begin SUPPLIED ENTRIES

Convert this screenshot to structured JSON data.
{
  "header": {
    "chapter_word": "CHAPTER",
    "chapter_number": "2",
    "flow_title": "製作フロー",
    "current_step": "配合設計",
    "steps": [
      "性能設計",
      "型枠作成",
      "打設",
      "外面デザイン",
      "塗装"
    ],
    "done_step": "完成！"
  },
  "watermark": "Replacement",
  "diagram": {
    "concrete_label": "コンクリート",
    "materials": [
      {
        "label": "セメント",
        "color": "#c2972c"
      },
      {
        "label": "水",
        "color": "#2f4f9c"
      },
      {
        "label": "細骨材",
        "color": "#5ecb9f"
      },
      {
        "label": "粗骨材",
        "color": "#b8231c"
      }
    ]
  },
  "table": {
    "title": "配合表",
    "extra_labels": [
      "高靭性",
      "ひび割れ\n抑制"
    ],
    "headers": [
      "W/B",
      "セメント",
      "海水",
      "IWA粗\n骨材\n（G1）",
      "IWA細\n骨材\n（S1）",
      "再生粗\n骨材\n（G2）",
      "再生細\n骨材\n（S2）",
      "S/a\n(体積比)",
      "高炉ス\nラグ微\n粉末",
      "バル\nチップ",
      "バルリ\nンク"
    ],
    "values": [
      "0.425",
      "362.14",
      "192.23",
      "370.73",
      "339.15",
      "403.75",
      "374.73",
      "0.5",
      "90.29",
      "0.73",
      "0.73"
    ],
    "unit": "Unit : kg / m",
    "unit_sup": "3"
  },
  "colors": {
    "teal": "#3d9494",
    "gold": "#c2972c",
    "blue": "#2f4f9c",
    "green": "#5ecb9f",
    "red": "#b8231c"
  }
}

end SUPPLIED ENTRIES

TASK REQUIREMENTS: All of the data shown above must be copied exactly.

FINAL RESULT:
Convert this screenshot to structured JSON data.
{
  "header": {
    "chapter_word": "CHAPTER",
    "chapter_number": "2",
    "flow_title": "製作フロー",
    "current_step": "配合設計",
    "steps": [
      "性能設計",
      "型枠作成",
      "打設",
      "外面デザイン",
      "塗装"
    ],
    "done_step": "完成！"
  },
  "watermark": "Replacement",
  "diagram": {
    "concrete_label": "コンクリート",
    "materials": [
      {
        "label": "セメント",
        "color": "#c2972c"
      },
      {
        "label": "水",
        "color": "#2f4f9c"
      },
      {
        "label": "細骨材",
        "color": "#5ecb9f"
      },
      {
        "label": "粗骨材",
        "color": "#b8231c"
      }
    ]
  },
  "table": {
    "title": "配合表",
    "extra_labels": [
      "高靭性",
      "ひび割れ\n抑制"
    ],
    "headers": [
      "W/B",
      "セメント",
      "海水",
      "IWA粗\n骨材\n（G1）",
      "IWA細\n骨材\n（S1）",
      "再生粗\n骨材\n（G2）",
      "再生細\n骨材\n（S2）",
      "S/a\n(体積比)",
      "高炉ス\nラグ微\n粉末",
      "バル\nチップ",
      "バルリ\nンク"
    ],
    "values": [
      "0.425",
      "362.14",
      "192.23",
      "370.73",
      "339.15",
      "403.75",
      "374.73",
      "0.5",
      "90.29",
      "0.73",
      "0.73"
    ],
    "unit": "Unit : kg / m",
    "unit_sup": "3"
  },
  "colors": {
    "teal": "#3d9494",
    "gold": "#c2972c",
    "blue": "#2f4f9c",
    "green": "#5ecb9f",
    "red": "#b8231c"
  }
}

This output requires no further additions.